Quote the whole listing verbatim.

--- start ---

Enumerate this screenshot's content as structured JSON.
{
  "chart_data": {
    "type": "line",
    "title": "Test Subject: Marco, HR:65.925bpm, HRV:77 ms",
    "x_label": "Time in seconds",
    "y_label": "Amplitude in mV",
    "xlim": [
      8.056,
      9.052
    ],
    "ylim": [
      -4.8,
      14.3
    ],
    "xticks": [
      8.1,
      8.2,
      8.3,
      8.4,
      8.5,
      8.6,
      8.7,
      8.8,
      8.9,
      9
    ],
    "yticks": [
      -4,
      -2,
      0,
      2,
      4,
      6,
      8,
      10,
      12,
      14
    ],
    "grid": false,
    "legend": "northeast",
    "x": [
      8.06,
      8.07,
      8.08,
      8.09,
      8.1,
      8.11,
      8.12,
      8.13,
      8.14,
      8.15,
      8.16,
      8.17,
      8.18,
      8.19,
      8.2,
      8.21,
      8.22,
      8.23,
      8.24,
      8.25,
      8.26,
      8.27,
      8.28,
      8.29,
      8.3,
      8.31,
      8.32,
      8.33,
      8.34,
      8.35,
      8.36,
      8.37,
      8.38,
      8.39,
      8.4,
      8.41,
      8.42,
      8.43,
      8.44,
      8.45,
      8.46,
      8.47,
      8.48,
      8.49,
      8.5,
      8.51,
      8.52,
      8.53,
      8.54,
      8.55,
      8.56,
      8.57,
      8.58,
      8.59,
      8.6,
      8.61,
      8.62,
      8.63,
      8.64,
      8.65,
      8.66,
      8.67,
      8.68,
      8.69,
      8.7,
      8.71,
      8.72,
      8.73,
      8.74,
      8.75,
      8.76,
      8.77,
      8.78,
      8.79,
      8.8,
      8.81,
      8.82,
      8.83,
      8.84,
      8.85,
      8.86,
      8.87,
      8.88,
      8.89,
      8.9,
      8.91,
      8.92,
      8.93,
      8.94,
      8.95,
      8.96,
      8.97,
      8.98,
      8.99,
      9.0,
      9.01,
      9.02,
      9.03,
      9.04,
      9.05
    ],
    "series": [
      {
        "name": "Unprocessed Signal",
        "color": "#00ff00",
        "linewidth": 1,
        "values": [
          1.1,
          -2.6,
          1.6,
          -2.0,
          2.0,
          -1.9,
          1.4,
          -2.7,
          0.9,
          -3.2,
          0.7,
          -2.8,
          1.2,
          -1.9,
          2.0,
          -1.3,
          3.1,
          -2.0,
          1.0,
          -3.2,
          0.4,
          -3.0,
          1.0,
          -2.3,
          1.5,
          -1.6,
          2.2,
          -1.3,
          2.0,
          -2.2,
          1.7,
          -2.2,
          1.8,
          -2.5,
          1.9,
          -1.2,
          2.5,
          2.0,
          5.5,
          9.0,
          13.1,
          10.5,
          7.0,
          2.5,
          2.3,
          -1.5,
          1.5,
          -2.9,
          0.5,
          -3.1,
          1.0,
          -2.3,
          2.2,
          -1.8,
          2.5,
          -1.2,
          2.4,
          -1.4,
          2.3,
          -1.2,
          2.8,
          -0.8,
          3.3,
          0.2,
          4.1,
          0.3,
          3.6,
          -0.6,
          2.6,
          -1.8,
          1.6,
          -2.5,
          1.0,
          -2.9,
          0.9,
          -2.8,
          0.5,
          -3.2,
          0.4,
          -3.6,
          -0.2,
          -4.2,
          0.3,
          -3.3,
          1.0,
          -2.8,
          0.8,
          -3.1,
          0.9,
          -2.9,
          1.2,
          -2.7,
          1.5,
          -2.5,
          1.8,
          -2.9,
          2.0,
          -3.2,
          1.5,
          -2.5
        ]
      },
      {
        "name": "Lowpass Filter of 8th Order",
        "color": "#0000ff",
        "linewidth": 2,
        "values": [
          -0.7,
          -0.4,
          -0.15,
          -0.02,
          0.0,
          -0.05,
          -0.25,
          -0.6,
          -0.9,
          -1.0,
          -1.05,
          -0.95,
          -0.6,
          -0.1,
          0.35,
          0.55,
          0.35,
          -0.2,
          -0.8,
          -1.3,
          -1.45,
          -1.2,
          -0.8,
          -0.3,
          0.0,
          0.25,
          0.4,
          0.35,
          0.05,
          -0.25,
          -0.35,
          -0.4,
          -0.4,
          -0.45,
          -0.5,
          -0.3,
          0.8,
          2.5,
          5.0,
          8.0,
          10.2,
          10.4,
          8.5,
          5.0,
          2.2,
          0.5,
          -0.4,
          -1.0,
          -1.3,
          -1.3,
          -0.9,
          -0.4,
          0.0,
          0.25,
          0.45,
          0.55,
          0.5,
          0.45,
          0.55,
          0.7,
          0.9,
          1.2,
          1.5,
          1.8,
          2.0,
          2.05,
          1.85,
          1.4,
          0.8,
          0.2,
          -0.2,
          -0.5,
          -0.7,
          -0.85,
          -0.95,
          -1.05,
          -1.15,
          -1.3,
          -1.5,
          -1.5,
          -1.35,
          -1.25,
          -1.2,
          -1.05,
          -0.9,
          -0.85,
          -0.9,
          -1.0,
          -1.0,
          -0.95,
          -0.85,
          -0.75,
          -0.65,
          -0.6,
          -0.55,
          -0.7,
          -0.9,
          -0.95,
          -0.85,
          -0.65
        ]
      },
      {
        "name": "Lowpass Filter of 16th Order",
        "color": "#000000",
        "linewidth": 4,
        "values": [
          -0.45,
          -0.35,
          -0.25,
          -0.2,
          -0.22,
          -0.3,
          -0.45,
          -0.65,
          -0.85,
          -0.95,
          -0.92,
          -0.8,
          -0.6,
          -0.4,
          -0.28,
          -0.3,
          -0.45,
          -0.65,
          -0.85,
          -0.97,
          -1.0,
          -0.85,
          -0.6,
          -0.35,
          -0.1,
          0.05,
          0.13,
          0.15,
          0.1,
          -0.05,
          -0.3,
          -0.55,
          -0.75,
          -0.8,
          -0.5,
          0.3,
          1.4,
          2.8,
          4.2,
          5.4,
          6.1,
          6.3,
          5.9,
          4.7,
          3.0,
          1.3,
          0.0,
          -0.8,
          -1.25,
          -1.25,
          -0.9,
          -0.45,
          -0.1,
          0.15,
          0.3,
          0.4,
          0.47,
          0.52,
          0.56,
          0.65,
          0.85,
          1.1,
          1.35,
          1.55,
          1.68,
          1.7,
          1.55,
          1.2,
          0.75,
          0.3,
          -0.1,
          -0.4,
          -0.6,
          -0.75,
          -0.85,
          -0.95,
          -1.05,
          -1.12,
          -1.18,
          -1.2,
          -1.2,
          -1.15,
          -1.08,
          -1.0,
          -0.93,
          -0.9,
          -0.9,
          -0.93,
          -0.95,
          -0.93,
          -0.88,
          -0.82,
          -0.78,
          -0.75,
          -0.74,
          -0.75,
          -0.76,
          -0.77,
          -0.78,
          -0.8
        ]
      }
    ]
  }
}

--- end ---

Reply:
Enumerate this screenshot's content as structured JSON.
{
  "chart_data": {
    "type": "line",
    "title": "Test Subject: Marco, HR:65.925bpm, HRV:77 ms",
    "x_label": "Time in seconds",
    "y_label": "Amplitude in mV",
    "xlim": [
      8.056,
      9.052
    ],
    "ylim": [
      -4.8,
      14.3
    ],
    "xticks": [
      8.1,
      8.2,
      8.3,
      8.4,
      8.5,
      8.6,
      8.7,
      8.8,
      8.9,
      9
    ],
    "yticks": [
      -4,
      -2,
      0,
      2,
      4,
      6,
      8,
      10,
      12,
      14
    ],
    "grid": false,
    "legend": "northeast",
    "x": [
      8.06,
      8.07,
      8.08,
      8.09,
      8.1,
      8.11,
      8.12,
      8.13,
      8.14,
      8.15,
      8.16,
      8.17,
      8.18,
      8.19,
      8.2,
      8.21,
      8.22,
      8.23,
      8.24,
      8.25,
      8.26,
      8.27,
      8.28,
      8.29,
      8.3,
      8.31,
      8.32,
      8.33,
      8.34,
      8.35,
      8.36,
      8.37,
      8.38,
      8.39,
      8.4,
      8.41,
      8.42,
      8.43,
      8.44,
      8.45,
      8.46,
      8.47,
      8.48,
      8.49,
      8.5,
      8.51,
      8.52,
      8.53,
      8.54,
      8.55,
      8.56,
      8.57,
      8.58,
      8.59,
      8.6,
      8.61,
      8.62,
      8.63,
      8.64,
      8.65,
      8.66,
      8.67,
      8.68,
      8.69,
      8.7,
      8.71,
      8.72,
      8.73,
      8.74,
      8.75,
      8.76,
      8.77,
      8.78,
      8.79,
      8.8,
      8.81,
      8.82,
      8.83,
      8.84,
      8.85,
      8.86,
      8.87,
      8.88,
      8.89,
      8.9,
      8.91,
      8.92,
      8.93,
      8.94,
      8.95,
      8.96,
      8.97,
      8.98,
      8.99,
      9.0,
      9.01,
      9.02,
      9.03,
      9.04,
      9.05
    ],
    "series": [
      {
        "name": "Unprocessed Signal",
        "color": "#00ff00",
        "linewidth": 1,
        "values": [
          1.1,
          -2.6,
          1.6,
          -2.0,
          2.0,
          -1.9,
          1.4,
          -2.7,
          0.9,
          -3.2,
          0.7,
          -2.8,
          1.2,
          -1.9,
          2.0,
          -1.3,
          3.1,
          -2.0,
          1.0,
          -3.2,
          0.4,
          -3.0,
          1.0,
          -2.3,
          1.5,
          -1.6,
          2.2,
          -1.3,
          2.0,
          -2.2,
          1.7,
          -2.2,
          1.8,
          -2.5,
          1.9,
          -1.2,
          2.5,
          2.0,
          5.5,
          9.0,
          13.1,
          10.5,
          7.0,
          2.5,
          2.3,
          -1.5,
          1.5,
          -2.9,
          0.5,
          -3.1,
          1.0,
          -2.3,
          2.2,
          -1.8,
          2.5,
          -1.2,
          2.4,
          -1.4,
          2.3,
          -1.2,
          2.8,
          -0.8,
          3.3,
          0.2,
          4.1,
          0.3,
          3.6,
          -0.6,
          2.6,
          -1.8,
          1.6,
          -2.5,
          1.0,
          -2.9,
          0.9,
          -2.8,
          0.5,
          -3.2,
          0.4,
          -3.6,
          -0.2,
          -4.2,
          0.3,
          -3.3,
          1.0,
          -2.8,
          0.8,
          -3.1,
          0.9,
          -2.9,
          1.2,
          -2.7,
          1.5,
          -2.5,
          1.8,
          -2.9,
          2.0,
          -3.2,
          1.5,
          -2.5
        ]
      },
      {
        "name": "Lowpass Filter of 8th Order",
        "color": "#0000ff",
        "linewidth": 2,
        "values": [
          -0.7,
          -0.4,
          -0.15,
          -0.02,
          0.0,
          -0.05,
          -0.25,
          -0.6,
          -0.9,
          -1.0,
          -1.05,
          -0.95,
          -0.6,
          -0.1,
          0.35,
          0.55,
          0.35,
          -0.2,
          -0.8,
          -1.3,
          -1.45,
          -1.2,
          -0.8,
          -0.3,
          0.0,
          0.25,
          0.4,
          0.35,
          0.05,
          -0.25,
          -0.35,
          -0.4,
          -0.4,
          -0.45,
          -0.5,
          -0.3,
          0.8,
          2.5,
          5.0,
          8.0,
          10.2,
          10.4,
          8.5,
          5.0,
          2.2,
          0.5,
          -0.4,
          -1.0,
          -1.3,
          -1.3,
          -0.9,
          -0.4,
          0.0,
          0.25,
          0.45,
          0.55,
          0.5,
          0.45,
          0.55,
          0.7,
          0.9,
          1.2,
          1.5,
          1.8,
          2.0,
          2.05,
          1.85,
          1.4,
          0.8,
          0.2,
          -0.2,
          -0.5,
          -0.7,
          -0.85,
          -0.95,
          -1.05,
          -1.15,
          -1.3,
          -1.5,
          -1.5,
          -1.35,
          -1.25,
          -1.2,
          -1.05,
          -0.9,
          -0.85,
          -0.9,
          -1.0,
          -1.0,
          -0.95,
          -0.85,
          -0.75,
          -0.65,
          -0.6,
          -0.55,
          -0.7,
          -0.9,
          -0.95,
          -0.85,
          -0.65
        ]
      },
      {
        "name": "Lowpass Filter of 16th Order",
        "color": "#000000",
        "linewidth": 4,
        "values": [
          -0.45,
          -0.35,
          -0.25,
          -0.2,
          -0.22,
          -0.3,
          -0.45,
          -0.65,
          -0.85,
          -0.95,
          -0.92,
          -0.8,
          -0.6,
          -0.4,
          -0.28,
          -0.3,
          -0.45,
          -0.65,
          -0.85,
          -0.97,
          -1.0,
          -0.85,
          -0.6,
          -0.35,
          -0.1,
          0.05,
          0.13,
          0.15,
          0.1,
          -0.05,
          -0.3,
          -0.55,
          -0.75,
          -0.8,
          -0.5,
          0.3,
          1.4,
          2.8,
          4.2,
          5.4,
          6.1,
          6.3,
          5.9,
          4.7,
          3.0,
          1.3,
          0.0,
          -0.8,
          -1.25,
          -1.25,
          -0.9,
          -0.45,
          -0.1,
          0.15,
          0.3,
          0.4,
          0.47,
          0.52,
          0.56,
          0.65,
          0.85,
          1.1,
          1.35,
          1.55,
          1.68,
          1.7,
          1.55,
          1.2,
          0.75,
          0.3,
          -0.1,
          -0.4,
          -0.6,
          -0.75,
          -0.85,
          -0.95,
          -1.05,
          -1.12,
          -1.18,
          -1.2,
          -1.2,
          -1.15,
          -1.08,
          -1.0,
          -0.93,
          -0.9,
          -0.9,
          -0.93,
          -0.95,
          -0.93,
          -0.88,
          -0.82,
          -0.78,
          -0.75,
          -0.74,
          -0.75,
          -0.76,
          -0.77,
          -0.78,
          -0.8
        ]
      }
    ]
  }
}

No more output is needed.